* WHAT YOU NEED TO DO:
Extract every line that contains the string "this".

* Collected data entries:
.....

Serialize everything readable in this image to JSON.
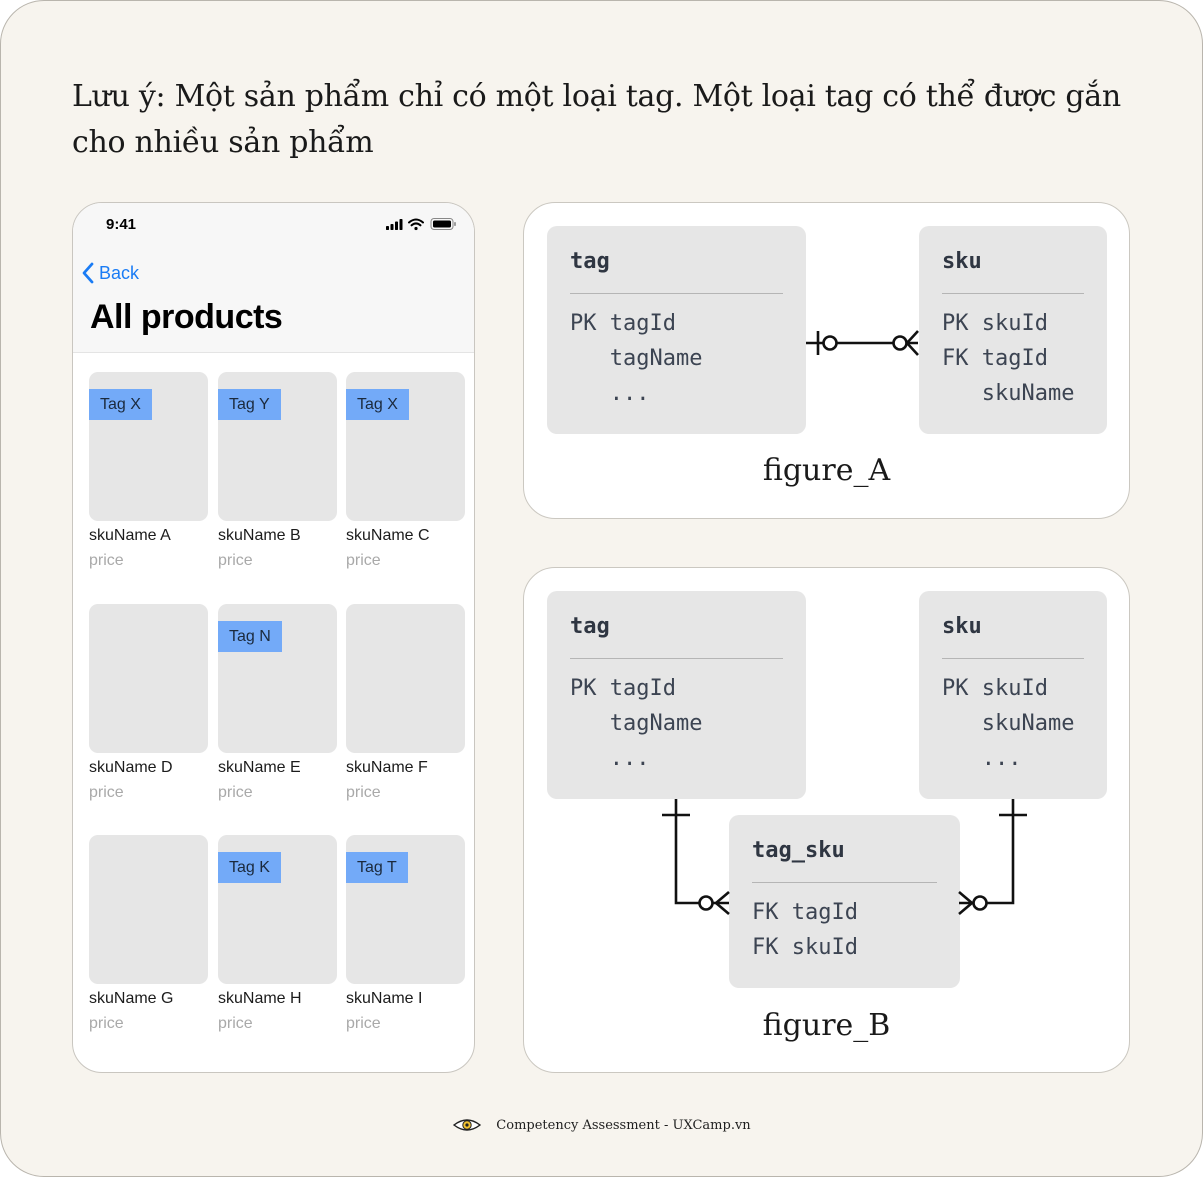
{
  "note": "Lưu ý: Một sản phẩm chỉ có một loại tag. Một loại tag có thể được gắn cho nhiều sản phẩm",
  "phone": {
    "time": "9:41",
    "back_label": "Back",
    "title": "All products",
    "products": [
      {
        "name": "skuName A",
        "price": "price",
        "tag": "Tag X"
      },
      {
        "name": "skuName B",
        "price": "price",
        "tag": "Tag Y"
      },
      {
        "name": "skuName C",
        "price": "price",
        "tag": "Tag X"
      },
      {
        "name": "skuName D",
        "price": "price",
        "tag": ""
      },
      {
        "name": "skuName E",
        "price": "price",
        "tag": "Tag N"
      },
      {
        "name": "skuName F",
        "price": "price",
        "tag": ""
      },
      {
        "name": "skuName G",
        "price": "price",
        "tag": ""
      },
      {
        "name": "skuName H",
        "price": "price",
        "tag": "Tag K"
      },
      {
        "name": "skuName I",
        "price": "price",
        "tag": "Tag T"
      }
    ]
  },
  "figure_a": {
    "caption": "figure_A",
    "tag": {
      "name": "tag",
      "rows": [
        "PK tagId",
        "   tagName",
        "   ..."
      ]
    },
    "sku": {
      "name": "sku",
      "rows": [
        "PK skuId",
        "FK tagId",
        "   skuName"
      ]
    }
  },
  "figure_b": {
    "caption": "figure_B",
    "tag": {
      "name": "tag",
      "rows": [
        "PK tagId",
        "   tagName",
        "   ..."
      ]
    },
    "sku": {
      "name": "sku",
      "rows": [
        "PK skuId",
        "   skuName",
        "   ..."
      ]
    },
    "tag_sku": {
      "name": "tag_sku",
      "rows": [
        "FK tagId",
        "FK skuId"
      ]
    }
  },
  "footer": {
    "text": "Competency Assessment - UXCamp.vn"
  },
  "colors": {
    "background": "#f7f4ee",
    "tag_badge": "#73aaf8",
    "link": "#1a7cf5",
    "entity": "#e6e6e6"
  }
}
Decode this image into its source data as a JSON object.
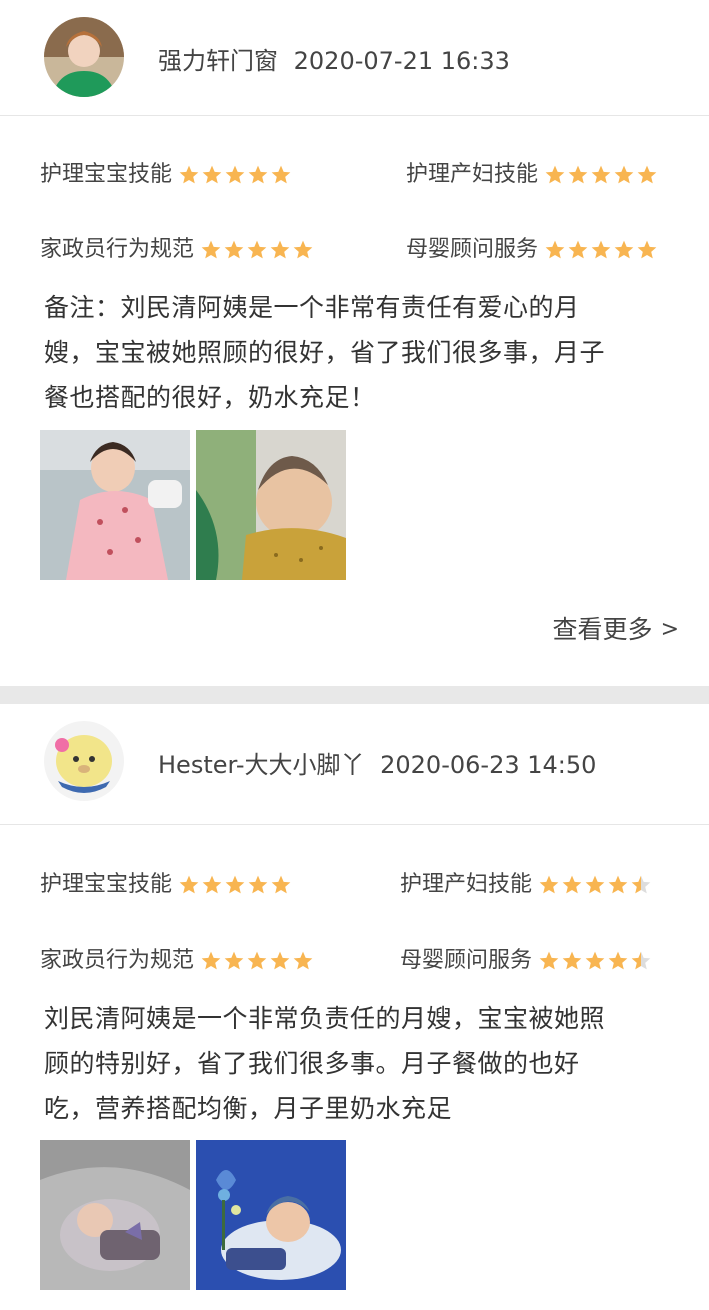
{
  "reviews": [
    {
      "user": "强力轩门窗",
      "time": "2020-07-21 16:33",
      "ratings": [
        {
          "label": "护理宝宝技能",
          "stars": 5
        },
        {
          "label": "护理产妇技能",
          "stars": 5
        },
        {
          "label": "家政员行为规范",
          "stars": 5
        },
        {
          "label": "母婴顾问服务",
          "stars": 5
        }
      ],
      "comment_lines": [
        "备注：刘民清阿姨是一个非常有责任有爱心的月",
        "嫂，宝宝被她照顾的很好，省了我们很多事，月子",
        "餐也搭配的很好，奶水充足！"
      ],
      "see_more": "查看更多",
      "see_more_icon": "chevron-right-icon"
    },
    {
      "user": "Hester-大大小脚丫",
      "time": "2020-06-23 14:50",
      "ratings": [
        {
          "label": "护理宝宝技能",
          "stars": 5
        },
        {
          "label": "护理产妇技能",
          "stars": 4.5
        },
        {
          "label": "家政员行为规范",
          "stars": 5
        },
        {
          "label": "母婴顾问服务",
          "stars": 4.5
        }
      ],
      "comment_lines": [
        "刘民清阿姨是一个非常负责任的月嫂，宝宝被她照",
        "顾的特别好，省了我们很多事。月子餐做的也好",
        "吃，营养搭配均衡，月子里奶水充足"
      ]
    }
  ],
  "colors": {
    "star": "#f8b551",
    "star_empty": "#dddddd",
    "divider": "#e6e6e6",
    "gap": "#e8e8e8"
  }
}
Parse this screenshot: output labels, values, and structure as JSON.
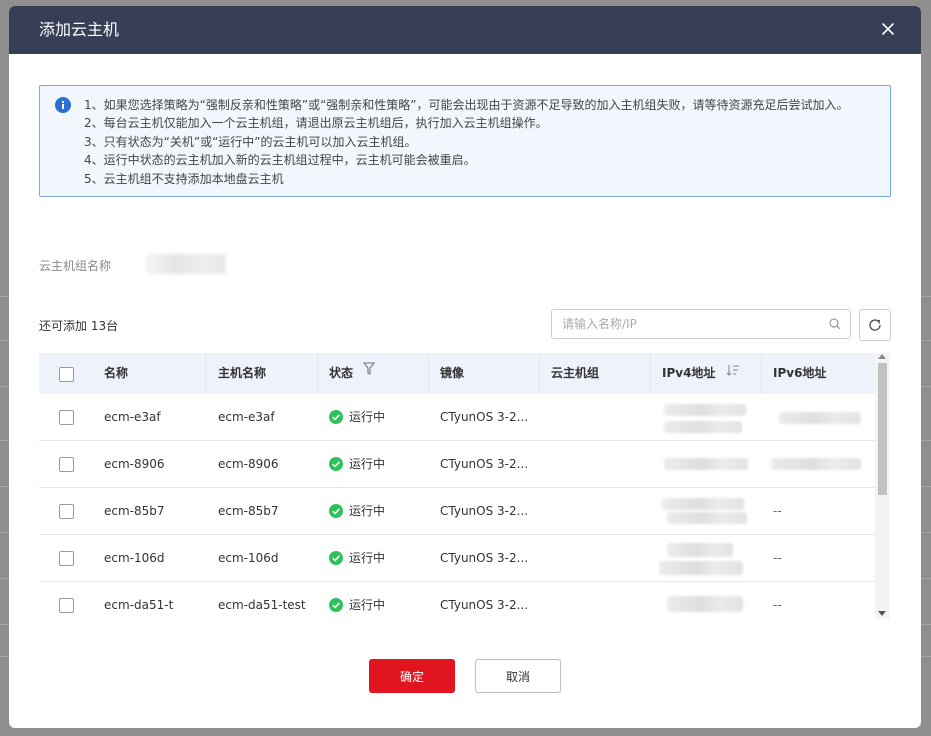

.....

* ANSWER TO THE EXERCISE:
Serialize everything readable in this image to JSON.
Decode this image into its source data as a JSON object.
Parse this screenshot: output labels, values, and structure as JSON.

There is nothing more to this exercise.